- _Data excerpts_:
>>
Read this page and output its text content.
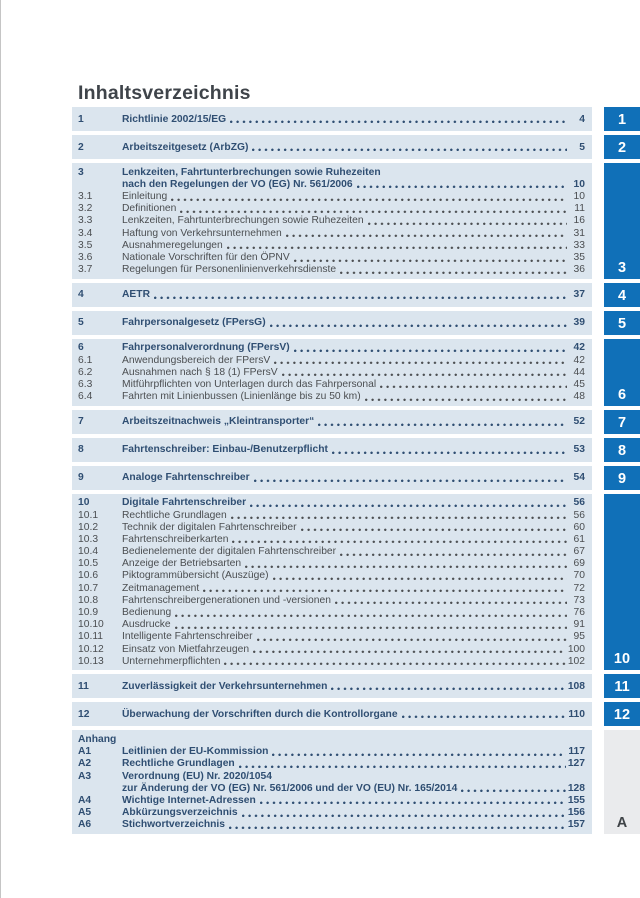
Inhaltsverzeichnis
1	Richtlinie 2002/15/EG	4
2	Arbeitszeitgesetz (ArbZG)	5
3	Lenkzeiten, Fahrtunterbrechungen sowie Ruhezeiten
nach den Regelungen der VO (EG) Nr. 561/2006	10
3.1	Einleitung	10
3.2	Definitionen	11
3.3	Lenkzeiten, Fahrtunterbrechungen sowie Ruhezeiten	16
3.4	Haftung von Verkehrsunternehmen	31
3.5	Ausnahmeregelungen	33
3.6	Nationale Vorschriften für den ÖPNV	35
3.7	Regelungen für Personenlinienverkehrsdienste	36
4	AETR	37
5	Fahrpersonalgesetz (FPersG)	39
6	Fahrpersonalverordnung (FPersV)	42
6.1	Anwendungsbereich der FPersV	42
6.2	Ausnahmen nach § 18 (1) FPersV	44
6.3	Mitführpflichten von Unterlagen durch das Fahrpersonal	45
6.4	Fahrten mit Linienbussen (Linienlänge bis zu 50 km)	48
7	Arbeitszeitnachweis „Kleintransporter“	52
8	Fahrtenschreiber: Einbau-/Benutzerpflicht	53
9	Analoge Fahrtenschreiber	54
10	Digitale Fahrtenschreiber	56
10.1	Rechtliche Grundlagen	56
10.2	Technik der digitalen Fahrtenschreiber	60
10.3	Fahrtenschreiberkarten	61
10.4	Bedienelemente der digitalen Fahrtenschreiber	67
10.5	Anzeige der Betriebsarten	69
10.6	Piktogrammübersicht (Auszüge)	70
10.7	Zeitmanagement	72
10.8	Fahrtenschreibergenerationen und -versionen	73
10.9	Bedienung	76
10.10	Ausdrucke	91
10.11	Intelligente Fahrtenschreiber	95
10.12	Einsatz von Mietfahrzeugen	100
10.13	Unternehmerpflichten	102
11	Zuverlässigkeit der Verkehrsunternehmen	108
12	Überwachung der Vorschriften durch die Kontrollorgane	110
Anhang
A1	Leitlinien der EU-Kommission	117
A2	Rechtliche Grundlagen	127
A3	Verordnung (EU) Nr. 2020/1054
zur Änderung der VO (EG) Nr. 561/2006 und der VO (EU) Nr. 165/2014	128
A4	Wichtige Internet-Adressen	155
A5	Abkürzungsverzeichnis	156
A6	Stichwortverzeichnis	157
1
2
3
4
5
6
7
8
9
10
11
12
A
<<
- _WHAT TO WORK ON_:
Filter the listing for the word "FPersV" and copy every line that holds it.

- _SOLUTION TO THE PROBLEM_:
6	Fahrpersonalverordnung (FPersV)	42
6.1	Anwendungsbereich der FPersV	42
6.2	Ausnahmen nach § 18 (1) FPersV	44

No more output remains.